Return each line of the records with nothing changed, pictures excepted.
[start Records provided]
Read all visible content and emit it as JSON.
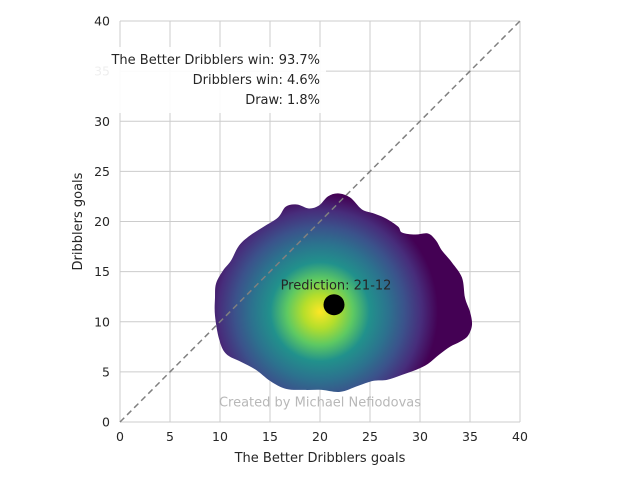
{
  "chart_data": {
    "type": "heatmap",
    "xlabel": "The Better Dribblers goals",
    "ylabel": "Dribblers goals",
    "xlim": [
      0,
      40
    ],
    "ylim": [
      0,
      40
    ],
    "xticks": [
      "0",
      "5",
      "10",
      "15",
      "20",
      "25",
      "30",
      "35",
      "40"
    ],
    "yticks": [
      "0",
      "5",
      "10",
      "15",
      "20",
      "25",
      "30",
      "35",
      "40"
    ],
    "grid": true,
    "colormap": "viridis",
    "density_peak": {
      "x": 20,
      "y": 11
    },
    "prediction": {
      "x": 21.4,
      "y": 11.7,
      "label": "Prediction: 21-12"
    },
    "diagonal": {
      "from": [
        0,
        0
      ],
      "to": [
        40,
        40
      ],
      "style": "dashed",
      "color": "#808080"
    },
    "probabilities": [
      "The Better Dribblers win: 93.7%",
      "Dribblers win: 4.6%",
      "Draw: 1.8%"
    ],
    "watermark": "Created by Michael Nefiodovas",
    "colors": {
      "grid": "#cccccc",
      "marker": "#000000",
      "low": "#440154",
      "mid": "#21918c",
      "high": "#fde725"
    }
  }
}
[end Records provided]
Output below
Read all visible content and emit it as JSON.
{
  "chart_data": {
    "type": "heatmap",
    "xlabel": "The Better Dribblers goals",
    "ylabel": "Dribblers goals",
    "xlim": [
      0,
      40
    ],
    "ylim": [
      0,
      40
    ],
    "xticks": [
      "0",
      "5",
      "10",
      "15",
      "20",
      "25",
      "30",
      "35",
      "40"
    ],
    "yticks": [
      "0",
      "5",
      "10",
      "15",
      "20",
      "25",
      "30",
      "35",
      "40"
    ],
    "grid": true,
    "colormap": "viridis",
    "density_peak": {
      "x": 20,
      "y": 11
    },
    "prediction": {
      "x": 21.4,
      "y": 11.7,
      "label": "Prediction: 21-12"
    },
    "diagonal": {
      "from": [
        0,
        0
      ],
      "to": [
        40,
        40
      ],
      "style": "dashed",
      "color": "#808080"
    },
    "probabilities": [
      "The Better Dribblers win: 93.7%",
      "Dribblers win: 4.6%",
      "Draw: 1.8%"
    ],
    "watermark": "Created by Michael Nefiodovas",
    "colors": {
      "grid": "#cccccc",
      "marker": "#000000",
      "low": "#440154",
      "mid": "#21918c",
      "high": "#fde725"
    }
  }
}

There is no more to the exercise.